• **Work to be completed**
Set down the records once more, please, exactly and with the pictures left out.

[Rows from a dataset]
════
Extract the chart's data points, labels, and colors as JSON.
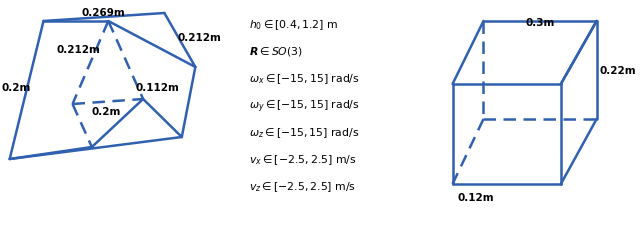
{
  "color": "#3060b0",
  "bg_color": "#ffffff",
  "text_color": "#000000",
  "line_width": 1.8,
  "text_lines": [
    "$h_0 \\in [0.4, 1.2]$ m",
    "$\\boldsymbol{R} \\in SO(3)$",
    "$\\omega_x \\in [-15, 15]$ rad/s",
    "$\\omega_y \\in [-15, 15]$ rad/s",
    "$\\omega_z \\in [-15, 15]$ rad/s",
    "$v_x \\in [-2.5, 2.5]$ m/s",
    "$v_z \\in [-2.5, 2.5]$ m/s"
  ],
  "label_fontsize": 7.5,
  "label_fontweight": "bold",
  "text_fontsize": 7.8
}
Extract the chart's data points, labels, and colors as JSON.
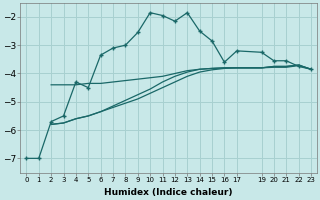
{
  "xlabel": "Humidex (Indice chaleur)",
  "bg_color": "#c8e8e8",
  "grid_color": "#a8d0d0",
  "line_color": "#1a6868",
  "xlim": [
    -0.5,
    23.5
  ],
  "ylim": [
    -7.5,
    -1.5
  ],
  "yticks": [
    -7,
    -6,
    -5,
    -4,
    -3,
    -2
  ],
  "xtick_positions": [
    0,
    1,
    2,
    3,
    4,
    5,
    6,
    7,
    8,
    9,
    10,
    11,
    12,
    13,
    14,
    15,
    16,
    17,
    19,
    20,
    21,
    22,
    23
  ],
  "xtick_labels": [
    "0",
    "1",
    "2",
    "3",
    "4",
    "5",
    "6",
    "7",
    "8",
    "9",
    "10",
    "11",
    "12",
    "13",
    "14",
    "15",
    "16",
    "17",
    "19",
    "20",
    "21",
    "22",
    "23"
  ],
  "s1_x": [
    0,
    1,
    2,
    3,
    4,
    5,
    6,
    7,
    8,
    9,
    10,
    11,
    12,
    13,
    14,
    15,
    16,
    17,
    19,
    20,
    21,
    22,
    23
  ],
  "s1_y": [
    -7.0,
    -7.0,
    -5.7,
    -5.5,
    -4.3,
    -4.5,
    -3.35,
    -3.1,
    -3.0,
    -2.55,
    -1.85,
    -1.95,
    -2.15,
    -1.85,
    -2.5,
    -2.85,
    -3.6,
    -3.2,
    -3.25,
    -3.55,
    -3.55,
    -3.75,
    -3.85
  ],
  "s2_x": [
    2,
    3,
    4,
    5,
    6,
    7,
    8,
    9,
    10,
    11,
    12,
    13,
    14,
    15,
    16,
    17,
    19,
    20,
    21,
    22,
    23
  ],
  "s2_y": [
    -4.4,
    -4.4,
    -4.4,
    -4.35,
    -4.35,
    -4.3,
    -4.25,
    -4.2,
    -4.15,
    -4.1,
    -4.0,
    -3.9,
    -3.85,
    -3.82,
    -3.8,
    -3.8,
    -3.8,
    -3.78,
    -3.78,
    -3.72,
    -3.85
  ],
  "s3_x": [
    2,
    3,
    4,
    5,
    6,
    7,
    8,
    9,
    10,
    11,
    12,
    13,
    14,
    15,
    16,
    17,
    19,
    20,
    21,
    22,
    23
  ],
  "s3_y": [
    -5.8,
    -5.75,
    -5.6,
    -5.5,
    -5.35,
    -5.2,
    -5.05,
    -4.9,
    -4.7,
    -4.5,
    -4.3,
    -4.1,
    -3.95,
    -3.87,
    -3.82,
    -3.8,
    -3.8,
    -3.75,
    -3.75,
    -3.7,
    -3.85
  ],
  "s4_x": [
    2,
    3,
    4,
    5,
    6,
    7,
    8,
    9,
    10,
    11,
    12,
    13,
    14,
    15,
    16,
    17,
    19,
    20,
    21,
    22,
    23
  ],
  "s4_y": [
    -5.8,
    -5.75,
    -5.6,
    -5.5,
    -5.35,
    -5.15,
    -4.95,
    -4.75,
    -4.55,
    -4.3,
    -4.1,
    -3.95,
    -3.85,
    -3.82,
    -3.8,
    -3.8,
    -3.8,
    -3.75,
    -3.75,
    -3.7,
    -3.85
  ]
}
════
• **Full output**
Extract the chart's data points, labels, and colors as JSON.
{
  "color": "#3060b0",
  "bg_color": "#ffffff",
  "text_color": "#000000",
  "line_width": 1.8,
  "text_lines": [
    "$h_0 \\in [0.4, 1.2]$ m",
    "$\\boldsymbol{R} \\in SO(3)$",
    "$\\omega_x \\in [-15, 15]$ rad/s",
    "$\\omega_y \\in [-15, 15]$ rad/s",
    "$\\omega_z \\in [-15, 15]$ rad/s",
    "$v_x \\in [-2.5, 2.5]$ m/s",
    "$v_z \\in [-2.5, 2.5]$ m/s"
  ],
  "label_fontsize": 7.5,
  "label_fontweight": "bold",
  "text_fontsize": 7.8
}
Extract the chart's data points, labels, and colors as JSON.
{
  "xlabel": "Humidex (Indice chaleur)",
  "bg_color": "#c8e8e8",
  "grid_color": "#a8d0d0",
  "line_color": "#1a6868",
  "xlim": [
    -0.5,
    23.5
  ],
  "ylim": [
    -7.5,
    -1.5
  ],
  "yticks": [
    -7,
    -6,
    -5,
    -4,
    -3,
    -2
  ],
  "xtick_positions": [
    0,
    1,
    2,
    3,
    4,
    5,
    6,
    7,
    8,
    9,
    10,
    11,
    12,
    13,
    14,
    15,
    16,
    17,
    19,
    20,
    21,
    22,
    23
  ],
  "xtick_labels": [
    "0",
    "1",
    "2",
    "3",
    "4",
    "5",
    "6",
    "7",
    "8",
    "9",
    "10",
    "11",
    "12",
    "13",
    "14",
    "15",
    "16",
    "17",
    "19",
    "20",
    "21",
    "22",
    "23"
  ],
  "s1_x": [
    0,
    1,
    2,
    3,
    4,
    5,
    6,
    7,
    8,
    9,
    10,
    11,
    12,
    13,
    14,
    15,
    16,
    17,
    19,
    20,
    21,
    22,
    23
  ],
  "s1_y": [
    -7.0,
    -7.0,
    -5.7,
    -5.5,
    -4.3,
    -4.5,
    -3.35,
    -3.1,
    -3.0,
    -2.55,
    -1.85,
    -1.95,
    -2.15,
    -1.85,
    -2.5,
    -2.85,
    -3.6,
    -3.2,
    -3.25,
    -3.55,
    -3.55,
    -3.75,
    -3.85
  ],
  "s2_x": [
    2,
    3,
    4,
    5,
    6,
    7,
    8,
    9,
    10,
    11,
    12,
    13,
    14,
    15,
    16,
    17,
    19,
    20,
    21,
    22,
    23
  ],
  "s2_y": [
    -4.4,
    -4.4,
    -4.4,
    -4.35,
    -4.35,
    -4.3,
    -4.25,
    -4.2,
    -4.15,
    -4.1,
    -4.0,
    -3.9,
    -3.85,
    -3.82,
    -3.8,
    -3.8,
    -3.8,
    -3.78,
    -3.78,
    -3.72,
    -3.85
  ],
  "s3_x": [
    2,
    3,
    4,
    5,
    6,
    7,
    8,
    9,
    10,
    11,
    12,
    13,
    14,
    15,
    16,
    17,
    19,
    20,
    21,
    22,
    23
  ],
  "s3_y": [
    -5.8,
    -5.75,
    -5.6,
    -5.5,
    -5.35,
    -5.2,
    -5.05,
    -4.9,
    -4.7,
    -4.5,
    -4.3,
    -4.1,
    -3.95,
    -3.87,
    -3.82,
    -3.8,
    -3.8,
    -3.75,
    -3.75,
    -3.7,
    -3.85
  ],
  "s4_x": [
    2,
    3,
    4,
    5,
    6,
    7,
    8,
    9,
    10,
    11,
    12,
    13,
    14,
    15,
    16,
    17,
    19,
    20,
    21,
    22,
    23
  ],
  "s4_y": [
    -5.8,
    -5.75,
    -5.6,
    -5.5,
    -5.35,
    -5.15,
    -4.95,
    -4.75,
    -4.55,
    -4.3,
    -4.1,
    -3.95,
    -3.85,
    -3.82,
    -3.8,
    -3.8,
    -3.8,
    -3.75,
    -3.75,
    -3.7,
    -3.85
  ]
}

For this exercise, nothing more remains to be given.